Records from a collection
···

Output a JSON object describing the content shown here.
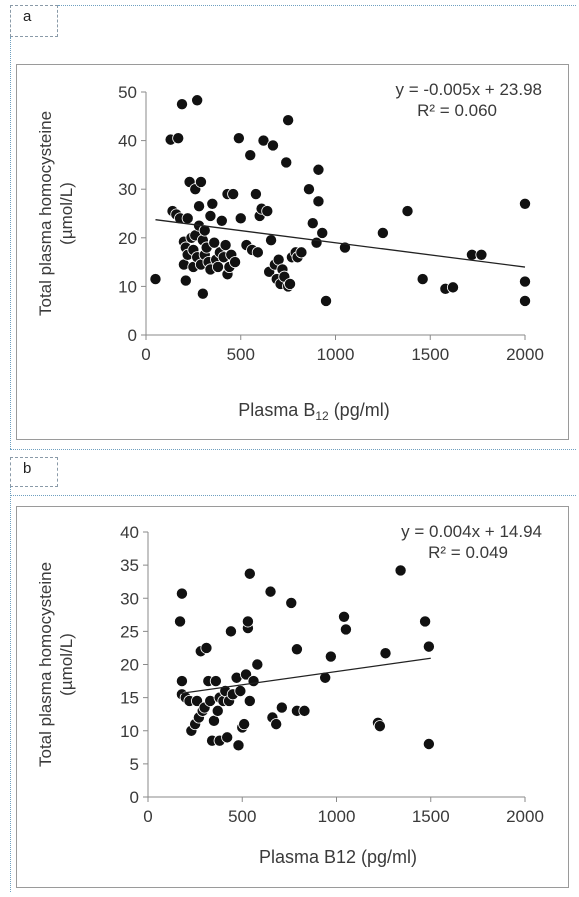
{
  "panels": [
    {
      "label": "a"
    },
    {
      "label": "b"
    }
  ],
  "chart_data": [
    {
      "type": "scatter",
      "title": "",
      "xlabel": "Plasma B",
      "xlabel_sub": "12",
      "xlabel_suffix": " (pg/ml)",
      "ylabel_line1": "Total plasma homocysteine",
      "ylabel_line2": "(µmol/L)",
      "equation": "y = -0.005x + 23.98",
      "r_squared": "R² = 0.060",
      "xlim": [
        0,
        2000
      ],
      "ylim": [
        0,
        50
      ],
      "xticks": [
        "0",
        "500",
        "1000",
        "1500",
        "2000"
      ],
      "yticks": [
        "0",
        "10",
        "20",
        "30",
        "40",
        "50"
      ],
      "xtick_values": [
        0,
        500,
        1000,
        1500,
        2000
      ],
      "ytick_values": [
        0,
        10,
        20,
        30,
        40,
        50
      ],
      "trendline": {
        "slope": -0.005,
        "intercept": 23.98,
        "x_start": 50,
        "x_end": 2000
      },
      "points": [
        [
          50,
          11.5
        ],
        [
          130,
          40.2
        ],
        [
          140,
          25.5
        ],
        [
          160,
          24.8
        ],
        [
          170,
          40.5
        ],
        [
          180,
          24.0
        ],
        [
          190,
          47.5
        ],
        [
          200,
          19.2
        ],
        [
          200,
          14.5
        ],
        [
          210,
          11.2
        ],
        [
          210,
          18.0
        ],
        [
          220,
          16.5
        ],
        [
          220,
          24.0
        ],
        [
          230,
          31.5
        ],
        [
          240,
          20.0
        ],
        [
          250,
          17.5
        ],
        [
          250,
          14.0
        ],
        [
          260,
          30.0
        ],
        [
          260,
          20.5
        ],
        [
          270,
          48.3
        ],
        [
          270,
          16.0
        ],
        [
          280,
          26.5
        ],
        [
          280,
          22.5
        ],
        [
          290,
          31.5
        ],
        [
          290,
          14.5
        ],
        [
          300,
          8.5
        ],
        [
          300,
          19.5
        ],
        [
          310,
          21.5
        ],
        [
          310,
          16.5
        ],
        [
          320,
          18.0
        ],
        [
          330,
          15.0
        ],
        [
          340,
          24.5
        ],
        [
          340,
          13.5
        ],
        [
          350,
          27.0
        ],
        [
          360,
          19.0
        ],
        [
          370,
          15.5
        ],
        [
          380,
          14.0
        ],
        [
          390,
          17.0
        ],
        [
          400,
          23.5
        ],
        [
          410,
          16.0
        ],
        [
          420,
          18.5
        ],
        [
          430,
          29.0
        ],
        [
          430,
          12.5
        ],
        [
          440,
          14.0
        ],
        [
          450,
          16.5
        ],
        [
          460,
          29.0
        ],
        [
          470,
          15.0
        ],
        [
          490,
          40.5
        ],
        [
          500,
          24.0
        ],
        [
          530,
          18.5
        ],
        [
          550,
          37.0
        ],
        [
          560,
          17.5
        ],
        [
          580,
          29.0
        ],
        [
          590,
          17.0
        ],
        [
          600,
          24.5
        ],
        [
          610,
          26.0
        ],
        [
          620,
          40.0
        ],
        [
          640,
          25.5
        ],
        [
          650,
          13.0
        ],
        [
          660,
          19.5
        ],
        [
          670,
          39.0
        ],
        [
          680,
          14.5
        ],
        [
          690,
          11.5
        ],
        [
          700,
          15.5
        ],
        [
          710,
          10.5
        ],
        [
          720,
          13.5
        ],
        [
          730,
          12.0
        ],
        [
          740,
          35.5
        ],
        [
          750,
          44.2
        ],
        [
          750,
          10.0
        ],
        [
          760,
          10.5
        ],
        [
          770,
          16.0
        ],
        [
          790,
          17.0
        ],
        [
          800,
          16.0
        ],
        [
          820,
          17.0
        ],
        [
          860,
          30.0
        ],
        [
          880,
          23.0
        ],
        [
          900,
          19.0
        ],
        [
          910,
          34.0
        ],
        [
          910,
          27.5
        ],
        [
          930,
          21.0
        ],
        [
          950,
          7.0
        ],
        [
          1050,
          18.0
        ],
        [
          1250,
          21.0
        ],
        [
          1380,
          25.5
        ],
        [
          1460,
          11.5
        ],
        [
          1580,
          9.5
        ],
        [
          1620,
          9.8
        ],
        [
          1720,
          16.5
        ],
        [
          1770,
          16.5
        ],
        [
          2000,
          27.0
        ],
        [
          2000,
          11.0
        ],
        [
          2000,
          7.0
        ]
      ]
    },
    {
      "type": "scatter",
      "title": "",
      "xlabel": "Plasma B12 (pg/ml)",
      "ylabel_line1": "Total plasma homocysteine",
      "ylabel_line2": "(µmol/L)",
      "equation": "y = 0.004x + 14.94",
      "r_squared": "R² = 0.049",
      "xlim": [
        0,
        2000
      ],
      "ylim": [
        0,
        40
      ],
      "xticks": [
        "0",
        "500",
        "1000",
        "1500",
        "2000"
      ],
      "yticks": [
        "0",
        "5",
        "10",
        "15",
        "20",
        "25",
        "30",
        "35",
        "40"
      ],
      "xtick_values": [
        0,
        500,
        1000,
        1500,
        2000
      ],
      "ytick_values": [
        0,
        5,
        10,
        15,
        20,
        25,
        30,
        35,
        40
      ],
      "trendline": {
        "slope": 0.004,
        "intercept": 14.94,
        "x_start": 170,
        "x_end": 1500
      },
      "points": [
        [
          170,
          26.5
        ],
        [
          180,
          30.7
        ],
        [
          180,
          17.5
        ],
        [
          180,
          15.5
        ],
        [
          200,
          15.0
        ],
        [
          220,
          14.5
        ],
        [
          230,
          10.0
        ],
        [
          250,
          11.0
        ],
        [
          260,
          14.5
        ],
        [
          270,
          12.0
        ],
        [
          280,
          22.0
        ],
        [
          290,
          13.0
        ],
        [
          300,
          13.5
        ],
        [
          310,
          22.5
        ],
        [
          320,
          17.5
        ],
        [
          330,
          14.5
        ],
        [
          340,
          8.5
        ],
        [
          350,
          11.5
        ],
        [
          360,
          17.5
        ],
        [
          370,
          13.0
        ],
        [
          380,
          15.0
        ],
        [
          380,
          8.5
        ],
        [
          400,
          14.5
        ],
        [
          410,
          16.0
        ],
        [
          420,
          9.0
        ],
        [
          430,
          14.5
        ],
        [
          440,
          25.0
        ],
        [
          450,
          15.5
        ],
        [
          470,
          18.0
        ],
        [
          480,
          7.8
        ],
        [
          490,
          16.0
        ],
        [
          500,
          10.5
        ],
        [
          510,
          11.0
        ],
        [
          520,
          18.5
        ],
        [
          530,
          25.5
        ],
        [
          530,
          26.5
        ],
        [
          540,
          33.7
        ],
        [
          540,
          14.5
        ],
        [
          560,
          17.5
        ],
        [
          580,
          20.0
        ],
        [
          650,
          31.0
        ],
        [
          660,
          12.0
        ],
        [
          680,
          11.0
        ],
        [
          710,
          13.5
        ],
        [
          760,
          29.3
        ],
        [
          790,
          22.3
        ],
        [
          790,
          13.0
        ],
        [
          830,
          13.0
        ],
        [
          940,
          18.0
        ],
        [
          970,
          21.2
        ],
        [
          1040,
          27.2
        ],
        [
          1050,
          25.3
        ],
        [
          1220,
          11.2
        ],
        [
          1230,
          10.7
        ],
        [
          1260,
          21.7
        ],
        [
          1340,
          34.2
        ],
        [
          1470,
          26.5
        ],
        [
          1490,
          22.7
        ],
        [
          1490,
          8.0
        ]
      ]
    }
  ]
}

···

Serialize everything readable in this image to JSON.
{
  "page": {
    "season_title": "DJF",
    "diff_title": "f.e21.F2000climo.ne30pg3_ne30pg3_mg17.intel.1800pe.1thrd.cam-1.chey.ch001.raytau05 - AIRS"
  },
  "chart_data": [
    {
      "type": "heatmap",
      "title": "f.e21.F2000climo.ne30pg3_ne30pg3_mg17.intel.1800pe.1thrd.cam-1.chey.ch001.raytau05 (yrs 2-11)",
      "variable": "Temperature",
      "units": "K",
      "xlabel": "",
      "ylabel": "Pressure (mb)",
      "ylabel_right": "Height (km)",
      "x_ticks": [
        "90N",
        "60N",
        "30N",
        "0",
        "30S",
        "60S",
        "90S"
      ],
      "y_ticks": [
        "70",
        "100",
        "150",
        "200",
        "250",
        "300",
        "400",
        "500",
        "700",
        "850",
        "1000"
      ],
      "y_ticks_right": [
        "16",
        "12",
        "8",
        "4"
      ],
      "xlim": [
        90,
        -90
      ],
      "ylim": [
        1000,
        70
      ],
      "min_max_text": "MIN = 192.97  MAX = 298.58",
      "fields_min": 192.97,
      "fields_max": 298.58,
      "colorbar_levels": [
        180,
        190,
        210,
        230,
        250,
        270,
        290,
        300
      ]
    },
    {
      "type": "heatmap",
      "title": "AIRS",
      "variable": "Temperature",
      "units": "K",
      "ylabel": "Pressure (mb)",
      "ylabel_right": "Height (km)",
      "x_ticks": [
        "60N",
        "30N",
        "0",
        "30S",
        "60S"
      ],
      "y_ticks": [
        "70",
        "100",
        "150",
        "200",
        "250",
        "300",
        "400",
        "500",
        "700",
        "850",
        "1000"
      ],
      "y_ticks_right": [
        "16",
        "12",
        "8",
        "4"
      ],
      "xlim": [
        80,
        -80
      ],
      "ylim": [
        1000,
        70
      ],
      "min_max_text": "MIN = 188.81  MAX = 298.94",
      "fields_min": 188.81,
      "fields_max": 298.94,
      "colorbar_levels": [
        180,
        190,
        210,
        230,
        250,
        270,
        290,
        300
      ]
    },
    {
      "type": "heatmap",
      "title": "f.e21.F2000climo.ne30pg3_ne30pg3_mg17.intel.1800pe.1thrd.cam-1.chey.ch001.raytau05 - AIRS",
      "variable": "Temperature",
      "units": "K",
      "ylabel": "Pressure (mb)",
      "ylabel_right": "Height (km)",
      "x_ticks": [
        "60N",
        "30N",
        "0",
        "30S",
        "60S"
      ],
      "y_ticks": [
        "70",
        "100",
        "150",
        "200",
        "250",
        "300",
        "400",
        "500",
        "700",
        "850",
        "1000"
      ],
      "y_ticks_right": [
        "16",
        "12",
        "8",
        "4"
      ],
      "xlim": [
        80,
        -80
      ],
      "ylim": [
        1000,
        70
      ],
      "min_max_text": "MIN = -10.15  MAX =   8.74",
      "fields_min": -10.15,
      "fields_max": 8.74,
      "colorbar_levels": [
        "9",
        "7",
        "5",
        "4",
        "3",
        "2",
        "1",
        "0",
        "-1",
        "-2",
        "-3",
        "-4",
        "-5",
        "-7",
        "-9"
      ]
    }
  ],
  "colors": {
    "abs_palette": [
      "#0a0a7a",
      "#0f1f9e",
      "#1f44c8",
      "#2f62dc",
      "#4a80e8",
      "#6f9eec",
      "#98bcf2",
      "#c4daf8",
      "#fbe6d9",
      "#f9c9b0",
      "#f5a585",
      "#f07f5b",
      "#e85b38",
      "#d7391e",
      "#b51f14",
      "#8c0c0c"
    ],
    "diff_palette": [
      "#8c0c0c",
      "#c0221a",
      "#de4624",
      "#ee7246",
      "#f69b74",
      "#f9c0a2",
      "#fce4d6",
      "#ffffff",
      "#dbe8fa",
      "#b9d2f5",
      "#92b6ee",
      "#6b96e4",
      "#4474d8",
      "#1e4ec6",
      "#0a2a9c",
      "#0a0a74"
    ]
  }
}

···

**Do this**
Gather all lines from the listing above in which "intel" occurs.

**Exercise response**
    "diff_title": "f.e21.F2000climo.ne30pg3_ne30pg3_mg17.intel.1800pe.1thrd.cam-1.chey.ch001.raytau05 - AIRS"
      "title": "f.e21.F2000climo.ne30pg3_ne30pg3_mg17.intel.1800pe.1thrd.cam-1.chey.ch001.raytau05 (yrs 2-11)",
      "title": "f.e21.F2000climo.ne30pg3_ne30pg3_mg17.intel.1800pe.1thrd.cam-1.chey.ch001.raytau05 - AIRS",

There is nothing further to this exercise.